## Record excerpts

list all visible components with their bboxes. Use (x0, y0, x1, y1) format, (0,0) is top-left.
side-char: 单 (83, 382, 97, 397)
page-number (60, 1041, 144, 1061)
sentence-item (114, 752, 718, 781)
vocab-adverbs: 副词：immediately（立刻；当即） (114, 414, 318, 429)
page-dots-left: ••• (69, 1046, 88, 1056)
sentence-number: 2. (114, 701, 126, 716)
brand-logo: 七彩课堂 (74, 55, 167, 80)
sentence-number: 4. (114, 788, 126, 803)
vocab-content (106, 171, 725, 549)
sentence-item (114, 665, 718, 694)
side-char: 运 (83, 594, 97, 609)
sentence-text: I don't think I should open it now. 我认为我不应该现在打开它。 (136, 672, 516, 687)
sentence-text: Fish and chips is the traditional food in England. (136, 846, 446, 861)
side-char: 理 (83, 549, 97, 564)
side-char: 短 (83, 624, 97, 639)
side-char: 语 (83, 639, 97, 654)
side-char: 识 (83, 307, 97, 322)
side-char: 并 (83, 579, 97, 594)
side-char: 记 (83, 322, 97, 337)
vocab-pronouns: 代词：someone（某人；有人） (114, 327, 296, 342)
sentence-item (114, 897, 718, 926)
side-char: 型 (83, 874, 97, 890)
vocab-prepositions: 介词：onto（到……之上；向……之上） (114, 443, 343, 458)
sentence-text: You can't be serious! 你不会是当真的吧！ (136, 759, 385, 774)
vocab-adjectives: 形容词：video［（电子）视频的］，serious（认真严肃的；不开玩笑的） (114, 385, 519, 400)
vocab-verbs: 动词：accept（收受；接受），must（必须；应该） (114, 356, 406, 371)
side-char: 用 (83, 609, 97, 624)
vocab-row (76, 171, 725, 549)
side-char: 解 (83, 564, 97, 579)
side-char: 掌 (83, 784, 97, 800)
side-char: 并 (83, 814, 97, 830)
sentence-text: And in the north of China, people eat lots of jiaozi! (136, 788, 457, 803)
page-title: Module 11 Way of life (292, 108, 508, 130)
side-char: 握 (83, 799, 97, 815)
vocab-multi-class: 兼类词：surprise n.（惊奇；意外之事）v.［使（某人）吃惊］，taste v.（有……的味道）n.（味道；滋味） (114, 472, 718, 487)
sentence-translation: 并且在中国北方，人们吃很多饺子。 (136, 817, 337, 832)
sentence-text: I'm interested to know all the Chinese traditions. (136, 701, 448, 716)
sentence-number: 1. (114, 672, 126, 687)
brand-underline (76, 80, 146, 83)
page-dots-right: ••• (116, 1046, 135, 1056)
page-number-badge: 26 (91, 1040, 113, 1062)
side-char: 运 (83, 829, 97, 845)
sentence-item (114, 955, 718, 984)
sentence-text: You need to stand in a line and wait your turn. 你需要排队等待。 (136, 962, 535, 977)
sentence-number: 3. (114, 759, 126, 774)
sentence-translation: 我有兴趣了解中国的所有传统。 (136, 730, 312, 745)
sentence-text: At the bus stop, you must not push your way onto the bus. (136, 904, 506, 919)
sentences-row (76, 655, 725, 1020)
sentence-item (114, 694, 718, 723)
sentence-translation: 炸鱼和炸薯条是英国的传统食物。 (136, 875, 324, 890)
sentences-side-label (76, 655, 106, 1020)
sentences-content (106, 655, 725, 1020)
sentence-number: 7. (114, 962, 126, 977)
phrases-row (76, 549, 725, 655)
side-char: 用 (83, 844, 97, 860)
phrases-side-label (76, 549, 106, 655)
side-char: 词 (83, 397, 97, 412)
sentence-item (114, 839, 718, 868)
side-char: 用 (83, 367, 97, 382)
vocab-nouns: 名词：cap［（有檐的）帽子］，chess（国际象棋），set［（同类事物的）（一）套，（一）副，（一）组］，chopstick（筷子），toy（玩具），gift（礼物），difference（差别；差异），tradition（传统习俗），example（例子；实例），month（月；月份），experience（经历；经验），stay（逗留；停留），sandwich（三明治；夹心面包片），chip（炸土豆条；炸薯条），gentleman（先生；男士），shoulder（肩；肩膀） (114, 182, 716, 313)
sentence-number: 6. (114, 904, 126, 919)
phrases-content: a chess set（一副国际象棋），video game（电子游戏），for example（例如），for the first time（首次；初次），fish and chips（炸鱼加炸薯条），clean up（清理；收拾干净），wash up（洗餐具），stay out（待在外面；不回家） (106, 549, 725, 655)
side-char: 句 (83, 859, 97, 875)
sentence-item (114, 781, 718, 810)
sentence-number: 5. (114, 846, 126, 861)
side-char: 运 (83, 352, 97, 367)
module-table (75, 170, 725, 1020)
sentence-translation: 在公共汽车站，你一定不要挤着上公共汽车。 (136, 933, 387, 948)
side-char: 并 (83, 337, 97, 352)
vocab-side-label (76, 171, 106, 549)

## Do this
In the material, swap "side-char" for "margin-char" everywhere it appears, and leave everything else as it is.

## Problem solution
list all visible components with their bboxes. Use (x0, y0, x1, y1) format, (0,0) is top-left.
margin-char: 单 (83, 382, 97, 397)
page-number (60, 1041, 144, 1061)
sentence-item (114, 752, 718, 781)
vocab-adverbs: 副词：immediately（立刻；当即） (114, 414, 318, 429)
page-dots-left: ••• (69, 1046, 88, 1056)
sentence-number: 2. (114, 701, 126, 716)
brand-logo: 七彩课堂 (74, 55, 167, 80)
sentence-number: 4. (114, 788, 126, 803)
vocab-content (106, 171, 725, 549)
sentence-item (114, 665, 718, 694)
margin-char: 运 (83, 594, 97, 609)
sentence-text: I don't think I should open it now. 我认为我不应该现在打开它。 (136, 672, 516, 687)
sentence-text: Fish and chips is the traditional food in England. (136, 846, 446, 861)
margin-char: 理 (83, 549, 97, 564)
margin-char: 短 (83, 624, 97, 639)
margin-char: 语 (83, 639, 97, 654)
margin-char: 识 (83, 307, 97, 322)
margin-char: 并 (83, 579, 97, 594)
margin-char: 记 (83, 322, 97, 337)
vocab-pronouns: 代词：someone（某人；有人） (114, 327, 296, 342)
sentence-item (114, 897, 718, 926)
margin-char: 型 (83, 874, 97, 890)
vocab-prepositions: 介词：onto（到……之上；向……之上） (114, 443, 343, 458)
sentence-text: You can't be serious! 你不会是当真的吧！ (136, 759, 385, 774)
vocab-adjectives: 形容词：video［（电子）视频的］，serious（认真严肃的；不开玩笑的） (114, 385, 519, 400)
vocab-verbs: 动词：accept（收受；接受），must（必须；应该） (114, 356, 406, 371)
margin-char: 用 (83, 609, 97, 624)
vocab-row (76, 171, 725, 549)
margin-char: 解 (83, 564, 97, 579)
margin-char: 掌 (83, 784, 97, 800)
margin-char: 并 (83, 814, 97, 830)
sentence-text: And in the north of China, people eat lots of jiaozi! (136, 788, 457, 803)
page-title: Module 11 Way of life (292, 108, 508, 130)
margin-char: 握 (83, 799, 97, 815)
vocab-multi-class: 兼类词：surprise n.（惊奇；意外之事）v.［使（某人）吃惊］，taste v.（有……的味道）n.（味道；滋味） (114, 472, 718, 487)
sentence-translation: 并且在中国北方，人们吃很多饺子。 (136, 817, 337, 832)
sentence-text: I'm interested to know all the Chinese traditions. (136, 701, 448, 716)
sentence-number: 1. (114, 672, 126, 687)
brand-underline (76, 80, 146, 83)
page-dots-right: ••• (116, 1046, 135, 1056)
page-number-badge: 26 (91, 1040, 113, 1062)
margin-char: 运 (83, 829, 97, 845)
sentence-item (114, 955, 718, 984)
sentence-text: You need to stand in a line and wait your turn. 你需要排队等待。 (136, 962, 535, 977)
sentence-number: 3. (114, 759, 126, 774)
sentence-translation: 我有兴趣了解中国的所有传统。 (136, 730, 312, 745)
sentence-text: At the bus stop, you must not push your way onto the bus. (136, 904, 506, 919)
sentences-row (76, 655, 725, 1020)
sentence-item (114, 694, 718, 723)
sentence-translation: 炸鱼和炸薯条是英国的传统食物。 (136, 875, 324, 890)
sentences-side-label (76, 655, 106, 1020)
sentences-content (106, 655, 725, 1020)
sentence-number: 7. (114, 962, 126, 977)
phrases-row (76, 549, 725, 655)
margin-char: 用 (83, 844, 97, 860)
phrases-side-label (76, 549, 106, 655)
margin-char: 词 (83, 397, 97, 412)
sentence-item (114, 839, 718, 868)
margin-char: 用 (83, 367, 97, 382)
vocab-nouns: 名词：cap［（有檐的）帽子］，chess（国际象棋），set［（同类事物的）（一）套，（一）副，（一）组］，chopstick（筷子），toy（玩具），gift（礼物），difference（差别；差异），tradition（传统习俗），example（例子；实例），month（月；月份），experience（经历；经验），stay（逗留；停留），sandwich（三明治；夹心面包片），chip（炸土豆条；炸薯条），gentleman（先生；男士），shoulder（肩；肩膀） (114, 182, 716, 313)
sentence-number: 6. (114, 904, 126, 919)
phrases-content: a chess set（一副国际象棋），video game（电子游戏），for example（例如），for the first time（首次；初次），fish and chips（炸鱼加炸薯条），clean up（清理；收拾干净），wash up（洗餐具），stay out（待在外面；不回家） (106, 549, 725, 655)
margin-char: 句 (83, 859, 97, 875)
sentence-item (114, 781, 718, 810)
sentence-number: 5. (114, 846, 126, 861)
margin-char: 运 (83, 352, 97, 367)
module-table (75, 170, 725, 1020)
sentence-translation: 在公共汽车站，你一定不要挤着上公共汽车。 (136, 933, 387, 948)
margin-char: 并 (83, 337, 97, 352)
vocab-side-label (76, 171, 106, 549)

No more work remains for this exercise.